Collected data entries

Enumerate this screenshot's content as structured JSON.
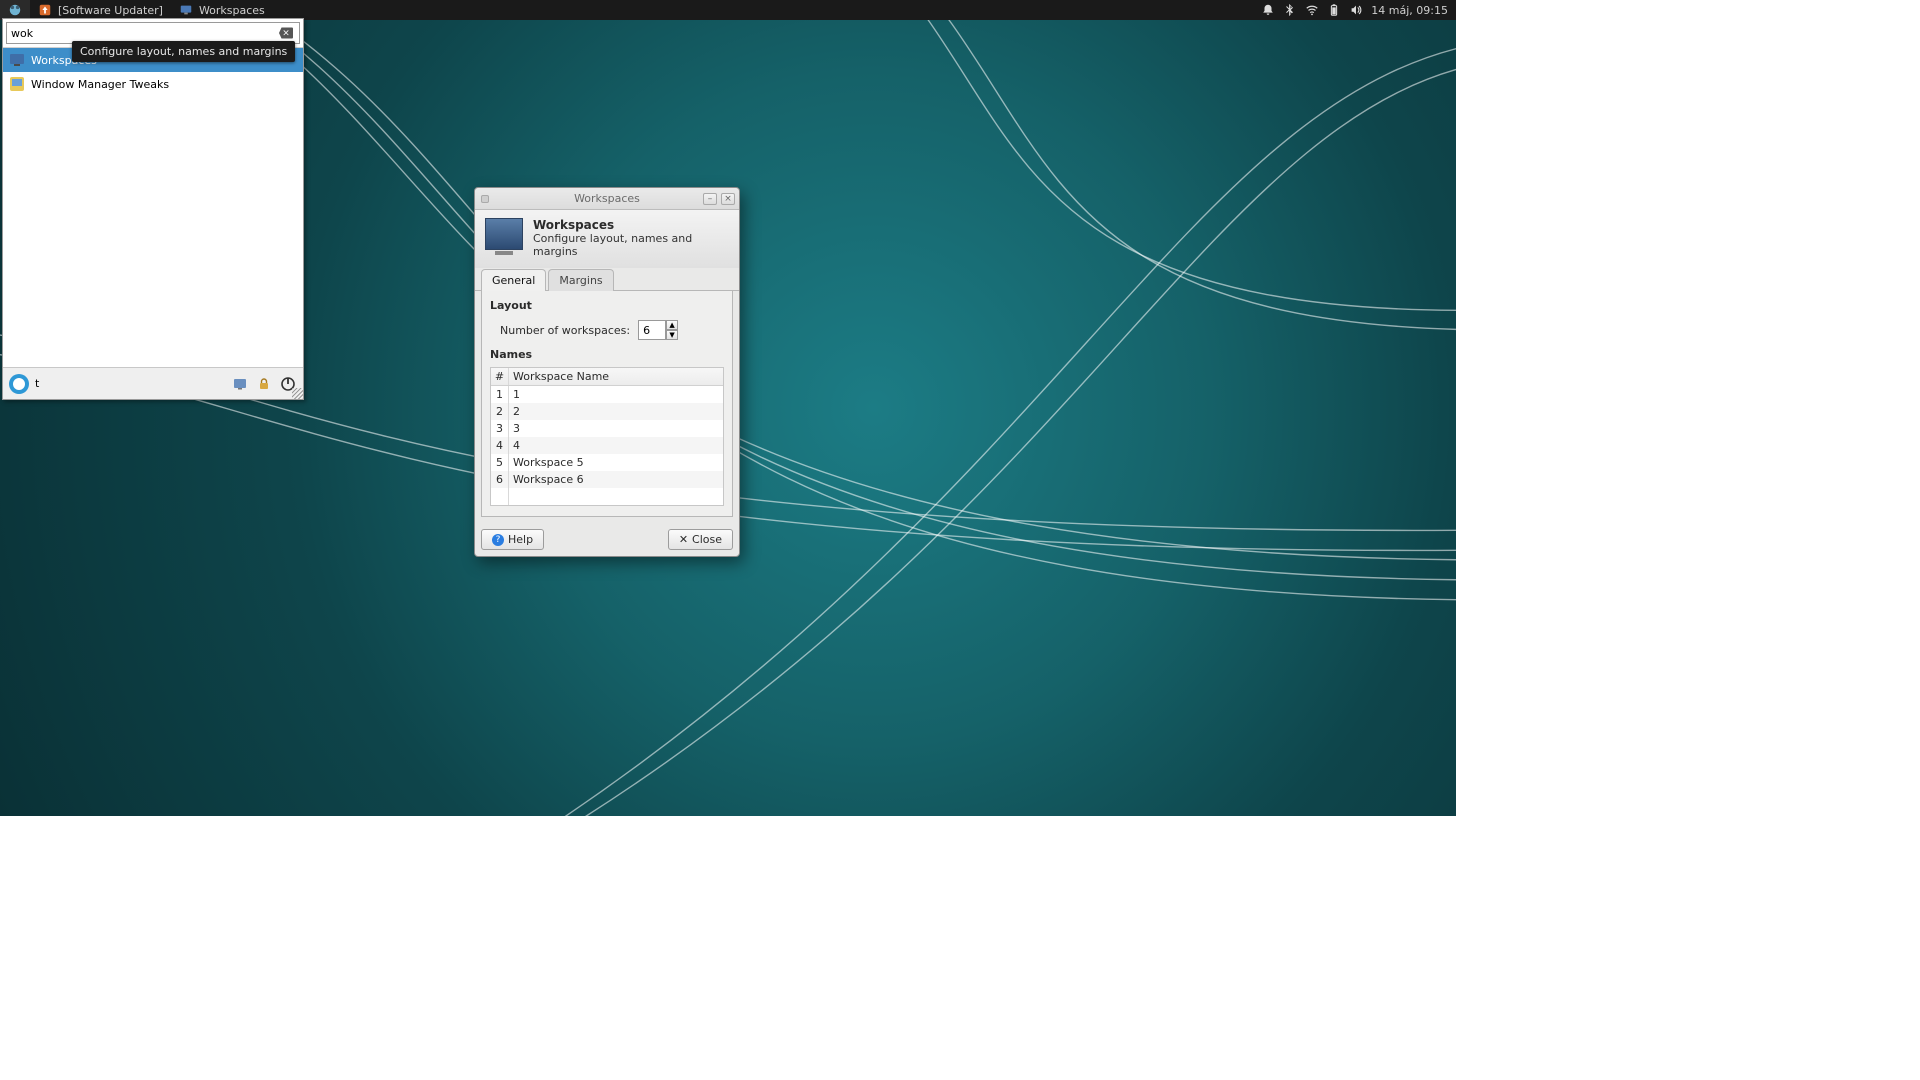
{
  "panel": {
    "taskbar": [
      {
        "label": "[Software Updater]",
        "icon": "updater-icon"
      },
      {
        "label": "Workspaces",
        "icon": "workspaces-icon"
      }
    ],
    "clock": "14 máj, 09:15"
  },
  "menu": {
    "search_value": "wok",
    "tooltip": "Configure layout, names and margins",
    "items": [
      {
        "label": "Workspaces",
        "selected": true
      },
      {
        "label": "Window Manager Tweaks",
        "selected": false
      }
    ],
    "username": "t"
  },
  "dialog": {
    "title": "Workspaces",
    "header_title": "Workspaces",
    "header_sub": "Configure layout, names and margins",
    "tabs": {
      "general": "General",
      "margins": "Margins"
    },
    "layout_label": "Layout",
    "num_label": "Number of workspaces:",
    "num_value": "6",
    "names_label": "Names",
    "col_index": "#",
    "col_name": "Workspace Name",
    "rows": [
      {
        "n": "1",
        "name": "1"
      },
      {
        "n": "2",
        "name": "2"
      },
      {
        "n": "3",
        "name": "3"
      },
      {
        "n": "4",
        "name": "4"
      },
      {
        "n": "5",
        "name": "Workspace 5"
      },
      {
        "n": "6",
        "name": "Workspace 6"
      }
    ],
    "help": "Help",
    "close": "Close"
  }
}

**SET EXERCISE**
Above are the records; reproduce them exactly and leave out the pictures.

**COMPLETED TASK**
Enumerate this screenshot's content as structured JSON.
{
  "panel": {
    "taskbar": [
      {
        "label": "[Software Updater]",
        "icon": "updater-icon"
      },
      {
        "label": "Workspaces",
        "icon": "workspaces-icon"
      }
    ],
    "clock": "14 máj, 09:15"
  },
  "menu": {
    "search_value": "wok",
    "tooltip": "Configure layout, names and margins",
    "items": [
      {
        "label": "Workspaces",
        "selected": true
      },
      {
        "label": "Window Manager Tweaks",
        "selected": false
      }
    ],
    "username": "t"
  },
  "dialog": {
    "title": "Workspaces",
    "header_title": "Workspaces",
    "header_sub": "Configure layout, names and margins",
    "tabs": {
      "general": "General",
      "margins": "Margins"
    },
    "layout_label": "Layout",
    "num_label": "Number of workspaces:",
    "num_value": "6",
    "names_label": "Names",
    "col_index": "#",
    "col_name": "Workspace Name",
    "rows": [
      {
        "n": "1",
        "name": "1"
      },
      {
        "n": "2",
        "name": "2"
      },
      {
        "n": "3",
        "name": "3"
      },
      {
        "n": "4",
        "name": "4"
      },
      {
        "n": "5",
        "name": "Workspace 5"
      },
      {
        "n": "6",
        "name": "Workspace 6"
      }
    ],
    "help": "Help",
    "close": "Close"
  }
}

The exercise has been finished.